**Your goal:** Copy the lines holding the word "right", all of them.

--- begin Given data ---

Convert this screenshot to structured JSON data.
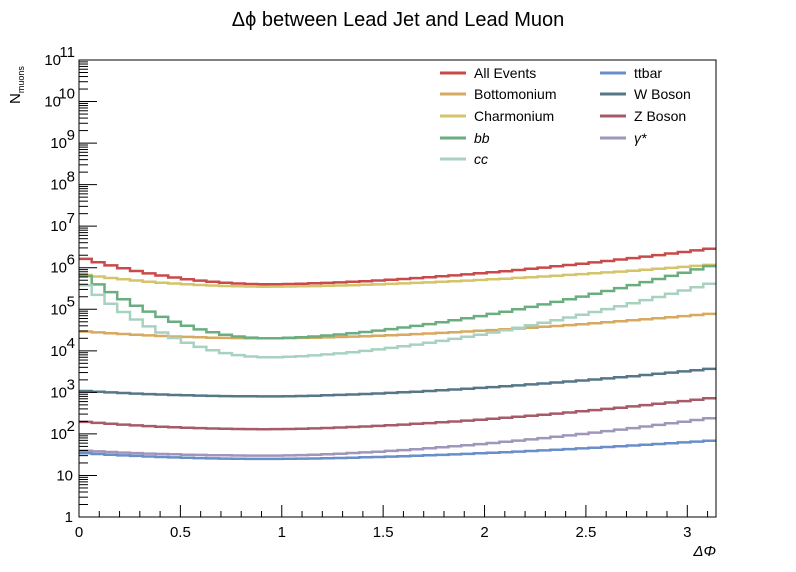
{
  "chart_data": {
    "type": "line",
    "title": "Δϕ between Lead Jet and Lead Muon",
    "xlabel": "ΔΦ",
    "ylabel": "N",
    "ylabel_sub": "muons",
    "xlim": [
      0,
      3.1416
    ],
    "ylim": [
      1,
      100000000000
    ],
    "yscale": "log",
    "grid": false,
    "legend_position": "top-right",
    "x_ticks": [
      {
        "v": 0,
        "label": "0"
      },
      {
        "v": 0.5,
        "label": "0.5"
      },
      {
        "v": 1,
        "label": "1"
      },
      {
        "v": 1.5,
        "label": "1.5"
      },
      {
        "v": 2,
        "label": "2"
      },
      {
        "v": 2.5,
        "label": "2.5"
      },
      {
        "v": 3,
        "label": "3"
      }
    ],
    "y_ticks": [
      {
        "e": 0,
        "base": "1",
        "exp": ""
      },
      {
        "e": 1,
        "base": "10",
        "exp": ""
      },
      {
        "e": 2,
        "base": "10",
        "exp": "2"
      },
      {
        "e": 3,
        "base": "10",
        "exp": "3"
      },
      {
        "e": 4,
        "base": "10",
        "exp": "4"
      },
      {
        "e": 5,
        "base": "10",
        "exp": "5"
      },
      {
        "e": 6,
        "base": "10",
        "exp": "6"
      },
      {
        "e": 7,
        "base": "10",
        "exp": "7"
      },
      {
        "e": 8,
        "base": "10",
        "exp": "8"
      },
      {
        "e": 9,
        "base": "10",
        "exp": "9"
      },
      {
        "e": 10,
        "base": "10",
        "exp": "10"
      },
      {
        "e": 11,
        "base": "10",
        "exp": "11"
      }
    ],
    "series": [
      {
        "name": "All Events",
        "color": "#c94a4a",
        "curve": {
          "type": "u",
          "left": 1800000,
          "min": 400000,
          "right": 3000000
        }
      },
      {
        "name": "Bottomonium",
        "color": "#d6aa60",
        "curve": {
          "type": "u",
          "left": 30000,
          "min": 20000,
          "right": 80000
        }
      },
      {
        "name": "Charmonium",
        "color": "#d4c46a",
        "curve": {
          "type": "u",
          "left": 700000,
          "min": 350000,
          "right": 1200000
        }
      },
      {
        "name": "bb",
        "color": "#6aae80",
        "curve": {
          "type": "u",
          "left": 800000,
          "min": 20000,
          "right": 1200000
        }
      },
      {
        "name": "cc",
        "color": "#a8d2c0",
        "curve": {
          "type": "u",
          "left": 500000,
          "min": 7000,
          "right": 450000
        }
      },
      {
        "name": "ttbar",
        "color": "#6a8ec8",
        "curve": {
          "type": "u",
          "left": 35,
          "min": 25,
          "right": 70
        }
      },
      {
        "name": "W Boson",
        "color": "#557788",
        "curve": {
          "type": "u",
          "left": 1100,
          "min": 800,
          "right": 3800
        }
      },
      {
        "name": "Z Boson",
        "color": "#a65b68",
        "curve": {
          "type": "u",
          "left": 200,
          "min": 130,
          "right": 750
        }
      },
      {
        "name": "γ*",
        "color": "#a096bb",
        "curve": {
          "type": "u",
          "left": 40,
          "min": 30,
          "right": 250
        }
      }
    ]
  }
}
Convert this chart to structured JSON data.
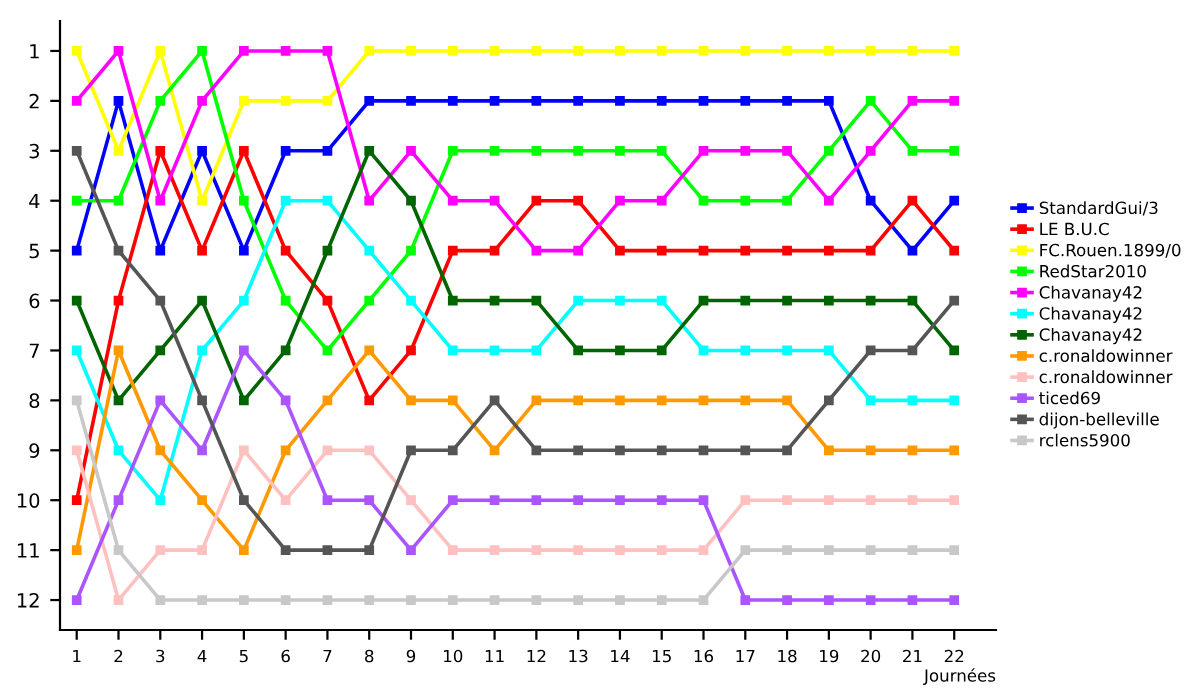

--- end Given data ---

**Solution:**
    "legend_position": "top-right",
          "right": 3000000
          "right": 80000
          "right": 1200000
          "right": 1200000
          "right": 450000
          "right": 70
          "right": 3800
          "right": 750
          "right": 250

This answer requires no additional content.